_SUPPLIED DATA_:
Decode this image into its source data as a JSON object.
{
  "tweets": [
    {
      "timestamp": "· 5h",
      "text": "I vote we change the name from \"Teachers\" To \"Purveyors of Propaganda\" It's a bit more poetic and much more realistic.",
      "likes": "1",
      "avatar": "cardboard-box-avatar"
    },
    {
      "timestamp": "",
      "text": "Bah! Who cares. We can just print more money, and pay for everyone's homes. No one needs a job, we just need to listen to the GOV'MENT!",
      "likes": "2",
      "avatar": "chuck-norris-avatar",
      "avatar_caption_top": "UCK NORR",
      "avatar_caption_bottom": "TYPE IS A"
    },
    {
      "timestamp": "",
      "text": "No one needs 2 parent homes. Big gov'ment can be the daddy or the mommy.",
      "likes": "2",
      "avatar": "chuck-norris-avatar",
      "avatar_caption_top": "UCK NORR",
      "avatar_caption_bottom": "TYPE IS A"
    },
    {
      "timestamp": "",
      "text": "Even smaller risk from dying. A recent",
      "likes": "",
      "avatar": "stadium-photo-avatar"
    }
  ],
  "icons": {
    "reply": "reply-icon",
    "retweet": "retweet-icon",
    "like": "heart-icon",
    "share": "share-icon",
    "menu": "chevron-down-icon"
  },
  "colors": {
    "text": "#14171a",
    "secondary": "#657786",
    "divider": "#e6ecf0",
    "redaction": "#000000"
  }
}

_TASK TO COMPLETE_: Copy each line of the listing that holds the word "from".

_FULL RESPONSE_:
      "text": "I vote we change the name from \"Teachers\" To \"Purveyors of Propaganda\" It's a bit more poetic and much more realistic.",
      "text": "Even smaller risk from dying. A recent",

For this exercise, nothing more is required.